## EXERCISE TASK
Copy each line below without leaving any out.

* begin *

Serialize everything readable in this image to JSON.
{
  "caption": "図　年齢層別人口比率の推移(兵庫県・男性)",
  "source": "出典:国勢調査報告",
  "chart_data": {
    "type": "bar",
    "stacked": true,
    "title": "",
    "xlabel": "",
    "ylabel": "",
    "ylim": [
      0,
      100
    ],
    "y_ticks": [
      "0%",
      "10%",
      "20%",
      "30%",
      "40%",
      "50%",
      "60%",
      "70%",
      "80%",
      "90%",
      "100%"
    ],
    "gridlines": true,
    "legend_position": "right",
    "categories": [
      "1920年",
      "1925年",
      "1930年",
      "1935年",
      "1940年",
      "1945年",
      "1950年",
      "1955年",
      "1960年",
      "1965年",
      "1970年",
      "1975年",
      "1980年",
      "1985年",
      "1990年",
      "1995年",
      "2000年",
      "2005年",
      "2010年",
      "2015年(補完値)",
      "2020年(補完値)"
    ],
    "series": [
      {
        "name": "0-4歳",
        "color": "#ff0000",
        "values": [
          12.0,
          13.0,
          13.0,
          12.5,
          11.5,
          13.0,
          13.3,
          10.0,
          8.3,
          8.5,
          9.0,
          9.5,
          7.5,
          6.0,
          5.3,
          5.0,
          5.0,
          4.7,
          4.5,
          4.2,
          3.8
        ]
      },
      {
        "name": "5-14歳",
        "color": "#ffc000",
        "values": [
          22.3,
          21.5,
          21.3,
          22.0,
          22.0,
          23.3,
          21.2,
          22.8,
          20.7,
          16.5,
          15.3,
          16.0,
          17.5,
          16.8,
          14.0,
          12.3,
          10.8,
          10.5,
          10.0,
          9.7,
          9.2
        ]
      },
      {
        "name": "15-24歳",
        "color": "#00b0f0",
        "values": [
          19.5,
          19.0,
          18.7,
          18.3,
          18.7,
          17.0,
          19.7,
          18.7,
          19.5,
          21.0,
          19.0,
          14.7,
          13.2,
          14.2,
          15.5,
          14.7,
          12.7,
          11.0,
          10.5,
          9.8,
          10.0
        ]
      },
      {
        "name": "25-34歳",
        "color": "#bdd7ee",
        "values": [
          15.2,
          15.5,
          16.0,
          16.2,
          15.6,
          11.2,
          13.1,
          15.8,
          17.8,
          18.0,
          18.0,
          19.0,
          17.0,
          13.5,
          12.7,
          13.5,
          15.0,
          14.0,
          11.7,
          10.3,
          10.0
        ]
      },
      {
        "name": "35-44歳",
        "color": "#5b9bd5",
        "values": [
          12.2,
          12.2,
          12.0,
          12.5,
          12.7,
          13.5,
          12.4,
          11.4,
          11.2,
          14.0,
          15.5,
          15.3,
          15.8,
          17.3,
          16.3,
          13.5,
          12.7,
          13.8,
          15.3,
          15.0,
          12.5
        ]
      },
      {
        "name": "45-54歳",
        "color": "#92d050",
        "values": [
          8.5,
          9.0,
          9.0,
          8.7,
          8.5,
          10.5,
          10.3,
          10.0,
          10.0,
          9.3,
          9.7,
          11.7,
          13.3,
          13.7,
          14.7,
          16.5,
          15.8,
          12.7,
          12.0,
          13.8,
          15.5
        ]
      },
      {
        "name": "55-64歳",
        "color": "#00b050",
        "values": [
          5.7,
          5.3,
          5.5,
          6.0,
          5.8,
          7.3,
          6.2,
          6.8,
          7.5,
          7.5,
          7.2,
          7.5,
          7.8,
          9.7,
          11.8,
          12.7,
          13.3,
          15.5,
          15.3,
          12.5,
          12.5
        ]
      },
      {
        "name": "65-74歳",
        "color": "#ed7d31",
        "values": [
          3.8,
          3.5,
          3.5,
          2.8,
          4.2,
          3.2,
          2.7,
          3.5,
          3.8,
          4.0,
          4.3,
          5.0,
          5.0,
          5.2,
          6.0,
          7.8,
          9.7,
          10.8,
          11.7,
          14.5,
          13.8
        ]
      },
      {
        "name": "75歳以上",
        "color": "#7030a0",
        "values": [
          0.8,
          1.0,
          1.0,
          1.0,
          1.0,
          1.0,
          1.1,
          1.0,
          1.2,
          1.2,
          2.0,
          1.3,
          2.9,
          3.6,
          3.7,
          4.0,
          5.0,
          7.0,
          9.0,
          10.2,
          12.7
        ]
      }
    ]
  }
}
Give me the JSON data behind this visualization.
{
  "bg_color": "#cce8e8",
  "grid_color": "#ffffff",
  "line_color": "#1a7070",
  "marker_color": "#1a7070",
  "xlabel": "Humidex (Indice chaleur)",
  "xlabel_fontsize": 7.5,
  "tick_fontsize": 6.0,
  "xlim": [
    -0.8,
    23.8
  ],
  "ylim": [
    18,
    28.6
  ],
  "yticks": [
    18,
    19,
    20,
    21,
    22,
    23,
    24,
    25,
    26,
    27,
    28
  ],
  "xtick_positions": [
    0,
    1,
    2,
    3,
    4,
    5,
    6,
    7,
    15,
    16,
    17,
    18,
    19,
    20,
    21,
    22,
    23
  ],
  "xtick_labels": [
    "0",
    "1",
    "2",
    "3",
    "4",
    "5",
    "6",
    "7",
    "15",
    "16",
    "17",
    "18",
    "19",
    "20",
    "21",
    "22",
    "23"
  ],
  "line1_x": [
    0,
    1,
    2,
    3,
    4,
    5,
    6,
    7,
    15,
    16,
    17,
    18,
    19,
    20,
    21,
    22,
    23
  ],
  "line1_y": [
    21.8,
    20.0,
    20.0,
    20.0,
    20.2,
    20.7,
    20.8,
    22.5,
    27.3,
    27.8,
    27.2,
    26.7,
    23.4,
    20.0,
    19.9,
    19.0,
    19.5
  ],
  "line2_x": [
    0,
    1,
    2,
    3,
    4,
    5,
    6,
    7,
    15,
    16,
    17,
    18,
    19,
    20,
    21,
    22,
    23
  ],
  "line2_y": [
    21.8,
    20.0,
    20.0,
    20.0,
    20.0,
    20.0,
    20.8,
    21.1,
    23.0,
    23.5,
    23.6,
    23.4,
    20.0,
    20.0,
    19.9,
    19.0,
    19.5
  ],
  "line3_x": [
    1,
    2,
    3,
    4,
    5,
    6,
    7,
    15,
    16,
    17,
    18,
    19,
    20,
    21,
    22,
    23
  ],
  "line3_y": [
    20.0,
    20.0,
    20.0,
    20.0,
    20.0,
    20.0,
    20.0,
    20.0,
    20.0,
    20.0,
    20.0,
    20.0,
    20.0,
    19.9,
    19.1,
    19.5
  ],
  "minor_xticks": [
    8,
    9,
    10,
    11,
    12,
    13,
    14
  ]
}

* end *

## RESULT OF THIS TASK
Serialize everything readable in this image to JSON.
{
  "caption": "図　年齢層別人口比率の推移(兵庫県・男性)",
  "source": "出典:国勢調査報告",
  "chart_data": {
    "type": "bar",
    "stacked": true,
    "title": "",
    "xlabel": "",
    "ylabel": "",
    "ylim": [
      0,
      100
    ],
    "y_ticks": [
      "0%",
      "10%",
      "20%",
      "30%",
      "40%",
      "50%",
      "60%",
      "70%",
      "80%",
      "90%",
      "100%"
    ],
    "gridlines": true,
    "legend_position": "right",
    "categories": [
      "1920年",
      "1925年",
      "1930年",
      "1935年",
      "1940年",
      "1945年",
      "1950年",
      "1955年",
      "1960年",
      "1965年",
      "1970年",
      "1975年",
      "1980年",
      "1985年",
      "1990年",
      "1995年",
      "2000年",
      "2005年",
      "2010年",
      "2015年(補完値)",
      "2020年(補完値)"
    ],
    "series": [
      {
        "name": "0-4歳",
        "color": "#ff0000",
        "values": [
          12.0,
          13.0,
          13.0,
          12.5,
          11.5,
          13.0,
          13.3,
          10.0,
          8.3,
          8.5,
          9.0,
          9.5,
          7.5,
          6.0,
          5.3,
          5.0,
          5.0,
          4.7,
          4.5,
          4.2,
          3.8
        ]
      },
      {
        "name": "5-14歳",
        "color": "#ffc000",
        "values": [
          22.3,
          21.5,
          21.3,
          22.0,
          22.0,
          23.3,
          21.2,
          22.8,
          20.7,
          16.5,
          15.3,
          16.0,
          17.5,
          16.8,
          14.0,
          12.3,
          10.8,
          10.5,
          10.0,
          9.7,
          9.2
        ]
      },
      {
        "name": "15-24歳",
        "color": "#00b0f0",
        "values": [
          19.5,
          19.0,
          18.7,
          18.3,
          18.7,
          17.0,
          19.7,
          18.7,
          19.5,
          21.0,
          19.0,
          14.7,
          13.2,
          14.2,
          15.5,
          14.7,
          12.7,
          11.0,
          10.5,
          9.8,
          10.0
        ]
      },
      {
        "name": "25-34歳",
        "color": "#bdd7ee",
        "values": [
          15.2,
          15.5,
          16.0,
          16.2,
          15.6,
          11.2,
          13.1,
          15.8,
          17.8,
          18.0,
          18.0,
          19.0,
          17.0,
          13.5,
          12.7,
          13.5,
          15.0,
          14.0,
          11.7,
          10.3,
          10.0
        ]
      },
      {
        "name": "35-44歳",
        "color": "#5b9bd5",
        "values": [
          12.2,
          12.2,
          12.0,
          12.5,
          12.7,
          13.5,
          12.4,
          11.4,
          11.2,
          14.0,
          15.5,
          15.3,
          15.8,
          17.3,
          16.3,
          13.5,
          12.7,
          13.8,
          15.3,
          15.0,
          12.5
        ]
      },
      {
        "name": "45-54歳",
        "color": "#92d050",
        "values": [
          8.5,
          9.0,
          9.0,
          8.7,
          8.5,
          10.5,
          10.3,
          10.0,
          10.0,
          9.3,
          9.7,
          11.7,
          13.3,
          13.7,
          14.7,
          16.5,
          15.8,
          12.7,
          12.0,
          13.8,
          15.5
        ]
      },
      {
        "name": "55-64歳",
        "color": "#00b050",
        "values": [
          5.7,
          5.3,
          5.5,
          6.0,
          5.8,
          7.3,
          6.2,
          6.8,
          7.5,
          7.5,
          7.2,
          7.5,
          7.8,
          9.7,
          11.8,
          12.7,
          13.3,
          15.5,
          15.3,
          12.5,
          12.5
        ]
      },
      {
        "name": "65-74歳",
        "color": "#ed7d31",
        "values": [
          3.8,
          3.5,
          3.5,
          2.8,
          4.2,
          3.2,
          2.7,
          3.5,
          3.8,
          4.0,
          4.3,
          5.0,
          5.0,
          5.2,
          6.0,
          7.8,
          9.7,
          10.8,
          11.7,
          14.5,
          13.8
        ]
      },
      {
        "name": "75歳以上",
        "color": "#7030a0",
        "values": [
          0.8,
          1.0,
          1.0,
          1.0,
          1.0,
          1.0,
          1.1,
          1.0,
          1.2,
          1.2,
          2.0,
          1.3,
          2.9,
          3.6,
          3.7,
          4.0,
          5.0,
          7.0,
          9.0,
          10.2,
          12.7
        ]
      }
    ]
  }
}
Give me the JSON data behind this visualization.
{
  "bg_color": "#cce8e8",
  "grid_color": "#ffffff",
  "line_color": "#1a7070",
  "marker_color": "#1a7070",
  "xlabel": "Humidex (Indice chaleur)",
  "xlabel_fontsize": 7.5,
  "tick_fontsize": 6.0,
  "xlim": [
    -0.8,
    23.8
  ],
  "ylim": [
    18,
    28.6
  ],
  "yticks": [
    18,
    19,
    20,
    21,
    22,
    23,
    24,
    25,
    26,
    27,
    28
  ],
  "xtick_positions": [
    0,
    1,
    2,
    3,
    4,
    5,
    6,
    7,
    15,
    16,
    17,
    18,
    19,
    20,
    21,
    22,
    23
  ],
  "xtick_labels": [
    "0",
    "1",
    "2",
    "3",
    "4",
    "5",
    "6",
    "7",
    "15",
    "16",
    "17",
    "18",
    "19",
    "20",
    "21",
    "22",
    "23"
  ],
  "line1_x": [
    0,
    1,
    2,
    3,
    4,
    5,
    6,
    7,
    15,
    16,
    17,
    18,
    19,
    20,
    21,
    22,
    23
  ],
  "line1_y": [
    21.8,
    20.0,
    20.0,
    20.0,
    20.2,
    20.7,
    20.8,
    22.5,
    27.3,
    27.8,
    27.2,
    26.7,
    23.4,
    20.0,
    19.9,
    19.0,
    19.5
  ],
  "line2_x": [
    0,
    1,
    2,
    3,
    4,
    5,
    6,
    7,
    15,
    16,
    17,
    18,
    19,
    20,
    21,
    22,
    23
  ],
  "line2_y": [
    21.8,
    20.0,
    20.0,
    20.0,
    20.0,
    20.0,
    20.8,
    21.1,
    23.0,
    23.5,
    23.6,
    23.4,
    20.0,
    20.0,
    19.9,
    19.0,
    19.5
  ],
  "line3_x": [
    1,
    2,
    3,
    4,
    5,
    6,
    7,
    15,
    16,
    17,
    18,
    19,
    20,
    21,
    22,
    23
  ],
  "line3_y": [
    20.0,
    20.0,
    20.0,
    20.0,
    20.0,
    20.0,
    20.0,
    20.0,
    20.0,
    20.0,
    20.0,
    20.0,
    20.0,
    19.9,
    19.1,
    19.5
  ],
  "minor_xticks": [
    8,
    9,
    10,
    11,
    12,
    13,
    14
  ]
}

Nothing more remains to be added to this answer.